EXERCISE GOAL — Emit the entire listing verbatim.

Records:
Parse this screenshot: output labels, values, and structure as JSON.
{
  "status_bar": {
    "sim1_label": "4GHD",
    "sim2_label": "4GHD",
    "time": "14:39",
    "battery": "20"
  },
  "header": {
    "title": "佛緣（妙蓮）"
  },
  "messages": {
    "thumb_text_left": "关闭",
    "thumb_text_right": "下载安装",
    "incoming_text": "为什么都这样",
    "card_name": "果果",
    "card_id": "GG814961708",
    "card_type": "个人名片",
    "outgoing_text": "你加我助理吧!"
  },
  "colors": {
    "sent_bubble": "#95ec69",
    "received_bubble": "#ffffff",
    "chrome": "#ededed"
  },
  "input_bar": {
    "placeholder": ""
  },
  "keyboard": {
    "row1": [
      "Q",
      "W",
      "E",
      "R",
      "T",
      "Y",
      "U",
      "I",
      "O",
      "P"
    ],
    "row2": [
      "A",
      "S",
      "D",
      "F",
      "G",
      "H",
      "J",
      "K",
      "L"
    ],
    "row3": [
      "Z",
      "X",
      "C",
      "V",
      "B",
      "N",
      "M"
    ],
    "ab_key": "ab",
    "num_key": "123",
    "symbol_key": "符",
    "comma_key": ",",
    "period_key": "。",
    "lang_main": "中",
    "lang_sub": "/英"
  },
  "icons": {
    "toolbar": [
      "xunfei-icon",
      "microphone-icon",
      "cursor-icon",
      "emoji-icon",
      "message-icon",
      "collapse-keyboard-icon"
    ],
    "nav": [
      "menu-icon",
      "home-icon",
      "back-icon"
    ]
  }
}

THE OUTPUT —
Parse this screenshot: output labels, values, and structure as JSON.
{
  "status_bar": {
    "sim1_label": "4GHD",
    "sim2_label": "4GHD",
    "time": "14:39",
    "battery": "20"
  },
  "header": {
    "title": "佛緣（妙蓮）"
  },
  "messages": {
    "thumb_text_left": "关闭",
    "thumb_text_right": "下载安装",
    "incoming_text": "为什么都这样",
    "card_name": "果果",
    "card_id": "GG814961708",
    "card_type": "个人名片",
    "outgoing_text": "你加我助理吧!"
  },
  "colors": {
    "sent_bubble": "#95ec69",
    "received_bubble": "#ffffff",
    "chrome": "#ededed"
  },
  "input_bar": {
    "placeholder": ""
  },
  "keyboard": {
    "row1": [
      "Q",
      "W",
      "E",
      "R",
      "T",
      "Y",
      "U",
      "I",
      "O",
      "P"
    ],
    "row2": [
      "A",
      "S",
      "D",
      "F",
      "G",
      "H",
      "J",
      "K",
      "L"
    ],
    "row3": [
      "Z",
      "X",
      "C",
      "V",
      "B",
      "N",
      "M"
    ],
    "ab_key": "ab",
    "num_key": "123",
    "symbol_key": "符",
    "comma_key": ",",
    "period_key": "。",
    "lang_main": "中",
    "lang_sub": "/英"
  },
  "icons": {
    "toolbar": [
      "xunfei-icon",
      "microphone-icon",
      "cursor-icon",
      "emoji-icon",
      "message-icon",
      "collapse-keyboard-icon"
    ],
    "nav": [
      "menu-icon",
      "home-icon",
      "back-icon"
    ]
  }
}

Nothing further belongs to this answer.